STATED PROBLEM ->
Take the records underneath and set them down exactly.
**** THE INPUT
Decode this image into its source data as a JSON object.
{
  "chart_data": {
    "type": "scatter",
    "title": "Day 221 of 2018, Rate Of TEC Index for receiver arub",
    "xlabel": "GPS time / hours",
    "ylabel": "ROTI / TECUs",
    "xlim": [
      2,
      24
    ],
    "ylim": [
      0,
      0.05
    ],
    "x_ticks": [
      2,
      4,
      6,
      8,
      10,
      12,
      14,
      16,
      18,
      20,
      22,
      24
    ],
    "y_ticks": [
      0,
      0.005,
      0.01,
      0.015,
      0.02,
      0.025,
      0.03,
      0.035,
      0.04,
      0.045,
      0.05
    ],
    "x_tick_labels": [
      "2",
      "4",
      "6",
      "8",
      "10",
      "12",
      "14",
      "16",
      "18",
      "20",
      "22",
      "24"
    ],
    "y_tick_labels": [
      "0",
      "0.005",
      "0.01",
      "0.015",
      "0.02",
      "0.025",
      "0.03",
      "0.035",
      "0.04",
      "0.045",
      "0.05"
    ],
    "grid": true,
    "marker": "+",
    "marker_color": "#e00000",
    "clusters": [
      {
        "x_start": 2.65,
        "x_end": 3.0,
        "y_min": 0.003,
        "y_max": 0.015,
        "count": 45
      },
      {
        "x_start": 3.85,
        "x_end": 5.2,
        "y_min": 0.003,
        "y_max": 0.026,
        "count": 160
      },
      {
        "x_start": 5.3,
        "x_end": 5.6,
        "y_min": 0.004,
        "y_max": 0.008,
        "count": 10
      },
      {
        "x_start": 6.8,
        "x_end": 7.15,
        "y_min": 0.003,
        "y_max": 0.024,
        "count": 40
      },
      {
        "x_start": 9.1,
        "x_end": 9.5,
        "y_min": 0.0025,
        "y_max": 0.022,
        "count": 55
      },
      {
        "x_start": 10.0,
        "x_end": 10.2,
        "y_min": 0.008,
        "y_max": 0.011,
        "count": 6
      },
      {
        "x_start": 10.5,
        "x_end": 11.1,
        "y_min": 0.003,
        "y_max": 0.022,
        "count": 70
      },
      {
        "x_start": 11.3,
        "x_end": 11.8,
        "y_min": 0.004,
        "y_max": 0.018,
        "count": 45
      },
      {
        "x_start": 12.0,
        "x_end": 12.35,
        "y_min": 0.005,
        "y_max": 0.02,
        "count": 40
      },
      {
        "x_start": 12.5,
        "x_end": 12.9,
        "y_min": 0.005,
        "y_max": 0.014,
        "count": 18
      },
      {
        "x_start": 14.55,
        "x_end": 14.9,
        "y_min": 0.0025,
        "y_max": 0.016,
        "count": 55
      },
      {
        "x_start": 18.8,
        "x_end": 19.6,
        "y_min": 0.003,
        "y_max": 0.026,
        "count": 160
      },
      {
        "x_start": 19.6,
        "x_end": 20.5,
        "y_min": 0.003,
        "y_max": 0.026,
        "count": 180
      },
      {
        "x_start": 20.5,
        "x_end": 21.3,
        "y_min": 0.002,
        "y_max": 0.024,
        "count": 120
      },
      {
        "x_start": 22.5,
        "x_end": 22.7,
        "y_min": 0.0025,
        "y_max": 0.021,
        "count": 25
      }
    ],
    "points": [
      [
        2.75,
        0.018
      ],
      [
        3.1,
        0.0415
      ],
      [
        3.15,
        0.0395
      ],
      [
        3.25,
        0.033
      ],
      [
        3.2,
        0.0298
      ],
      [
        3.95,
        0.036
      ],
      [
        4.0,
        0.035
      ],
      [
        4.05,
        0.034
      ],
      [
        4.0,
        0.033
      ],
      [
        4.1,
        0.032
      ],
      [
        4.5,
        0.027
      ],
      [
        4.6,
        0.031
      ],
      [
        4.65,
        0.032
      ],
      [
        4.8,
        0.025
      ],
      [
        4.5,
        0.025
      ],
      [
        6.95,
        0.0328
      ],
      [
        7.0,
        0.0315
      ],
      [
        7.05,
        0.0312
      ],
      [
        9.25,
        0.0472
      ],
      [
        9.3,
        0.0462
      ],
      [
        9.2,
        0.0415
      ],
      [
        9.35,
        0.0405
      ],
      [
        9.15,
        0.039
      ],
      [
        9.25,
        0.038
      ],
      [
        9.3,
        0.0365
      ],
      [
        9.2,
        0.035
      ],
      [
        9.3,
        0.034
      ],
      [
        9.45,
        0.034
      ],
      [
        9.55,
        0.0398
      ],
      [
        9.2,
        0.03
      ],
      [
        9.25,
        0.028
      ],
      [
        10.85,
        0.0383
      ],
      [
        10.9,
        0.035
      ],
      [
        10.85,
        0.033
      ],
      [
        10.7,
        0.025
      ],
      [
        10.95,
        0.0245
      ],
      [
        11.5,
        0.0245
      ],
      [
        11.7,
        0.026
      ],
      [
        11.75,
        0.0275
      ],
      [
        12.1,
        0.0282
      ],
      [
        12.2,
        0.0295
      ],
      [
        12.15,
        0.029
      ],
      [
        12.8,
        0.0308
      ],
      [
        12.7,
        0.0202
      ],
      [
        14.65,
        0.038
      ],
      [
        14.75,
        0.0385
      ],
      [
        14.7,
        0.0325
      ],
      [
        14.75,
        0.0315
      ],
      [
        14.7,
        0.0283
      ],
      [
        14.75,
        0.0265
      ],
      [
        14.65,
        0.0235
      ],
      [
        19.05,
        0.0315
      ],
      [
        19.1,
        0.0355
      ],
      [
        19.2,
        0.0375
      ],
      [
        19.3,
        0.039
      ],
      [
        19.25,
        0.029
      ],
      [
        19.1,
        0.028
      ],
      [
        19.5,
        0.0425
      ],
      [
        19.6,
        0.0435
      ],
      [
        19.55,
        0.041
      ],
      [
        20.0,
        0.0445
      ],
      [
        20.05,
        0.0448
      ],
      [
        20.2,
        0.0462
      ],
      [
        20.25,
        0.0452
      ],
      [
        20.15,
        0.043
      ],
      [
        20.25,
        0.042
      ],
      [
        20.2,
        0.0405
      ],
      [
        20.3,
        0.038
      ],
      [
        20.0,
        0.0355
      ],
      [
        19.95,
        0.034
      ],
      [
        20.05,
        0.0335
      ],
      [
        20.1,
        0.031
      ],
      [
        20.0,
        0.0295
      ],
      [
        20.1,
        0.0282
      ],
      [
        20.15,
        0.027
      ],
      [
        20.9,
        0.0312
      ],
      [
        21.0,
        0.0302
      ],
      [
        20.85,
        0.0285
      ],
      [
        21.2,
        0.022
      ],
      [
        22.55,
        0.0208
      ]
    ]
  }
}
********
FULL OUTPUT ->
Decode this image into its source data as a JSON object.
{
  "chart_data": {
    "type": "scatter",
    "title": "Day 221 of 2018, Rate Of TEC Index for receiver arub",
    "xlabel": "GPS time / hours",
    "ylabel": "ROTI / TECUs",
    "xlim": [
      2,
      24
    ],
    "ylim": [
      0,
      0.05
    ],
    "x_ticks": [
      2,
      4,
      6,
      8,
      10,
      12,
      14,
      16,
      18,
      20,
      22,
      24
    ],
    "y_ticks": [
      0,
      0.005,
      0.01,
      0.015,
      0.02,
      0.025,
      0.03,
      0.035,
      0.04,
      0.045,
      0.05
    ],
    "x_tick_labels": [
      "2",
      "4",
      "6",
      "8",
      "10",
      "12",
      "14",
      "16",
      "18",
      "20",
      "22",
      "24"
    ],
    "y_tick_labels": [
      "0",
      "0.005",
      "0.01",
      "0.015",
      "0.02",
      "0.025",
      "0.03",
      "0.035",
      "0.04",
      "0.045",
      "0.05"
    ],
    "grid": true,
    "marker": "+",
    "marker_color": "#e00000",
    "clusters": [
      {
        "x_start": 2.65,
        "x_end": 3.0,
        "y_min": 0.003,
        "y_max": 0.015,
        "count": 45
      },
      {
        "x_start": 3.85,
        "x_end": 5.2,
        "y_min": 0.003,
        "y_max": 0.026,
        "count": 160
      },
      {
        "x_start": 5.3,
        "x_end": 5.6,
        "y_min": 0.004,
        "y_max": 0.008,
        "count": 10
      },
      {
        "x_start": 6.8,
        "x_end": 7.15,
        "y_min": 0.003,
        "y_max": 0.024,
        "count": 40
      },
      {
        "x_start": 9.1,
        "x_end": 9.5,
        "y_min": 0.0025,
        "y_max": 0.022,
        "count": 55
      },
      {
        "x_start": 10.0,
        "x_end": 10.2,
        "y_min": 0.008,
        "y_max": 0.011,
        "count": 6
      },
      {
        "x_start": 10.5,
        "x_end": 11.1,
        "y_min": 0.003,
        "y_max": 0.022,
        "count": 70
      },
      {
        "x_start": 11.3,
        "x_end": 11.8,
        "y_min": 0.004,
        "y_max": 0.018,
        "count": 45
      },
      {
        "x_start": 12.0,
        "x_end": 12.35,
        "y_min": 0.005,
        "y_max": 0.02,
        "count": 40
      },
      {
        "x_start": 12.5,
        "x_end": 12.9,
        "y_min": 0.005,
        "y_max": 0.014,
        "count": 18
      },
      {
        "x_start": 14.55,
        "x_end": 14.9,
        "y_min": 0.0025,
        "y_max": 0.016,
        "count": 55
      },
      {
        "x_start": 18.8,
        "x_end": 19.6,
        "y_min": 0.003,
        "y_max": 0.026,
        "count": 160
      },
      {
        "x_start": 19.6,
        "x_end": 20.5,
        "y_min": 0.003,
        "y_max": 0.026,
        "count": 180
      },
      {
        "x_start": 20.5,
        "x_end": 21.3,
        "y_min": 0.002,
        "y_max": 0.024,
        "count": 120
      },
      {
        "x_start": 22.5,
        "x_end": 22.7,
        "y_min": 0.0025,
        "y_max": 0.021,
        "count": 25
      }
    ],
    "points": [
      [
        2.75,
        0.018
      ],
      [
        3.1,
        0.0415
      ],
      [
        3.15,
        0.0395
      ],
      [
        3.25,
        0.033
      ],
      [
        3.2,
        0.0298
      ],
      [
        3.95,
        0.036
      ],
      [
        4.0,
        0.035
      ],
      [
        4.05,
        0.034
      ],
      [
        4.0,
        0.033
      ],
      [
        4.1,
        0.032
      ],
      [
        4.5,
        0.027
      ],
      [
        4.6,
        0.031
      ],
      [
        4.65,
        0.032
      ],
      [
        4.8,
        0.025
      ],
      [
        4.5,
        0.025
      ],
      [
        6.95,
        0.0328
      ],
      [
        7.0,
        0.0315
      ],
      [
        7.05,
        0.0312
      ],
      [
        9.25,
        0.0472
      ],
      [
        9.3,
        0.0462
      ],
      [
        9.2,
        0.0415
      ],
      [
        9.35,
        0.0405
      ],
      [
        9.15,
        0.039
      ],
      [
        9.25,
        0.038
      ],
      [
        9.3,
        0.0365
      ],
      [
        9.2,
        0.035
      ],
      [
        9.3,
        0.034
      ],
      [
        9.45,
        0.034
      ],
      [
        9.55,
        0.0398
      ],
      [
        9.2,
        0.03
      ],
      [
        9.25,
        0.028
      ],
      [
        10.85,
        0.0383
      ],
      [
        10.9,
        0.035
      ],
      [
        10.85,
        0.033
      ],
      [
        10.7,
        0.025
      ],
      [
        10.95,
        0.0245
      ],
      [
        11.5,
        0.0245
      ],
      [
        11.7,
        0.026
      ],
      [
        11.75,
        0.0275
      ],
      [
        12.1,
        0.0282
      ],
      [
        12.2,
        0.0295
      ],
      [
        12.15,
        0.029
      ],
      [
        12.8,
        0.0308
      ],
      [
        12.7,
        0.0202
      ],
      [
        14.65,
        0.038
      ],
      [
        14.75,
        0.0385
      ],
      [
        14.7,
        0.0325
      ],
      [
        14.75,
        0.0315
      ],
      [
        14.7,
        0.0283
      ],
      [
        14.75,
        0.0265
      ],
      [
        14.65,
        0.0235
      ],
      [
        19.05,
        0.0315
      ],
      [
        19.1,
        0.0355
      ],
      [
        19.2,
        0.0375
      ],
      [
        19.3,
        0.039
      ],
      [
        19.25,
        0.029
      ],
      [
        19.1,
        0.028
      ],
      [
        19.5,
        0.0425
      ],
      [
        19.6,
        0.0435
      ],
      [
        19.55,
        0.041
      ],
      [
        20.0,
        0.0445
      ],
      [
        20.05,
        0.0448
      ],
      [
        20.2,
        0.0462
      ],
      [
        20.25,
        0.0452
      ],
      [
        20.15,
        0.043
      ],
      [
        20.25,
        0.042
      ],
      [
        20.2,
        0.0405
      ],
      [
        20.3,
        0.038
      ],
      [
        20.0,
        0.0355
      ],
      [
        19.95,
        0.034
      ],
      [
        20.05,
        0.0335
      ],
      [
        20.1,
        0.031
      ],
      [
        20.0,
        0.0295
      ],
      [
        20.1,
        0.0282
      ],
      [
        20.15,
        0.027
      ],
      [
        20.9,
        0.0312
      ],
      [
        21.0,
        0.0302
      ],
      [
        20.85,
        0.0285
      ],
      [
        21.2,
        0.022
      ],
      [
        22.55,
        0.0208
      ]
    ]
  }
}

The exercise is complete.